Pick out all lines in the listing holding the string "this" and copy them.

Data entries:
········
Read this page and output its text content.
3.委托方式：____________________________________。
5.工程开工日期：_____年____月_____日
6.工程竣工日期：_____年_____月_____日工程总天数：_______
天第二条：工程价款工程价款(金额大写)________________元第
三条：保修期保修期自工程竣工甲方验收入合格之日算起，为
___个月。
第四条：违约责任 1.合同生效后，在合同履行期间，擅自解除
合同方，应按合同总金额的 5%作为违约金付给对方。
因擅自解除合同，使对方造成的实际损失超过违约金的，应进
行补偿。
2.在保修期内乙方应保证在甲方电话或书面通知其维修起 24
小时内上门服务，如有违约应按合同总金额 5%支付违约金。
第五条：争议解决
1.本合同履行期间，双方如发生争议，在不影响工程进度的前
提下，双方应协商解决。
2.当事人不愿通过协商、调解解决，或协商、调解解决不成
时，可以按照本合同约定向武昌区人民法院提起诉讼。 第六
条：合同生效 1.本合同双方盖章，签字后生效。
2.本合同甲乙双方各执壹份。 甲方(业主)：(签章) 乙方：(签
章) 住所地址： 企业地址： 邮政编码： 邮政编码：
········
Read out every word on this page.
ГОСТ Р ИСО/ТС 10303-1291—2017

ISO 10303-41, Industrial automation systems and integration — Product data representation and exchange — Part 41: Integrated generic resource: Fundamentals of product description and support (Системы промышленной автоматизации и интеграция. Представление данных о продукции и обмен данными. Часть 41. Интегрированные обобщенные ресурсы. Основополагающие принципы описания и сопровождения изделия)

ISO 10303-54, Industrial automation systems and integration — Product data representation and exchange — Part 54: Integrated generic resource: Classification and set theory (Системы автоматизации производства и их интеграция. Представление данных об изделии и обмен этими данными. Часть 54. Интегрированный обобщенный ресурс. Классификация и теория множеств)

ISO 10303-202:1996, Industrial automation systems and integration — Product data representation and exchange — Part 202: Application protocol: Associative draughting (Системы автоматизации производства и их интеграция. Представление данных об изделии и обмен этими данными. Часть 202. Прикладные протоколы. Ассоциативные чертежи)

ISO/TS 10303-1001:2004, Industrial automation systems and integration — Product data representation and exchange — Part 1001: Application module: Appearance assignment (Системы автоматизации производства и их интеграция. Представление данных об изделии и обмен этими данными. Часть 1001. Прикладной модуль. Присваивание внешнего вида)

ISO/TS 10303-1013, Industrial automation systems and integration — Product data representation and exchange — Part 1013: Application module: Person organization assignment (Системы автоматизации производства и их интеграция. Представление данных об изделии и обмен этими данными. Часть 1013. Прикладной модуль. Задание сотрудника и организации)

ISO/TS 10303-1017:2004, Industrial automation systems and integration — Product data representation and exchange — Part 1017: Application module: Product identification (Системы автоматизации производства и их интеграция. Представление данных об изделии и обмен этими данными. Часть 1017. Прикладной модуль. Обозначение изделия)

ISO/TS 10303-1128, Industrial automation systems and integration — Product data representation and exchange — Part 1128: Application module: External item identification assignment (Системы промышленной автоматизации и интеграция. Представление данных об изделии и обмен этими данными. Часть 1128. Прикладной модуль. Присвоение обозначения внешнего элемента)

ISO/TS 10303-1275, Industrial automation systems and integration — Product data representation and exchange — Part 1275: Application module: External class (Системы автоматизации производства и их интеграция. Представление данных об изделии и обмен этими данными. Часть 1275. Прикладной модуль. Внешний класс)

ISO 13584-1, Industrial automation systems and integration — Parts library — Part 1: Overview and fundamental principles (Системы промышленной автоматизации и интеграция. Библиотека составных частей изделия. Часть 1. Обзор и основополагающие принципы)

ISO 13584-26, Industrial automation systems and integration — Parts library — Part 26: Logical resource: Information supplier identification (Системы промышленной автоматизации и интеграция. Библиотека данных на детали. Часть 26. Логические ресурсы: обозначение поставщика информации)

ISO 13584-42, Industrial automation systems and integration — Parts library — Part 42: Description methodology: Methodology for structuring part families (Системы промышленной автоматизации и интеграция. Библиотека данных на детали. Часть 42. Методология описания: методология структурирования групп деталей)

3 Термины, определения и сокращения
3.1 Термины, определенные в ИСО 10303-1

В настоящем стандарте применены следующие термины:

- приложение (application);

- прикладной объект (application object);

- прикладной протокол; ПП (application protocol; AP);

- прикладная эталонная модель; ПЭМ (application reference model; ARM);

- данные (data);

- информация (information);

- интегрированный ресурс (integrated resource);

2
········
Task solution:
Read this page and output its text content.
Read out every word on this page.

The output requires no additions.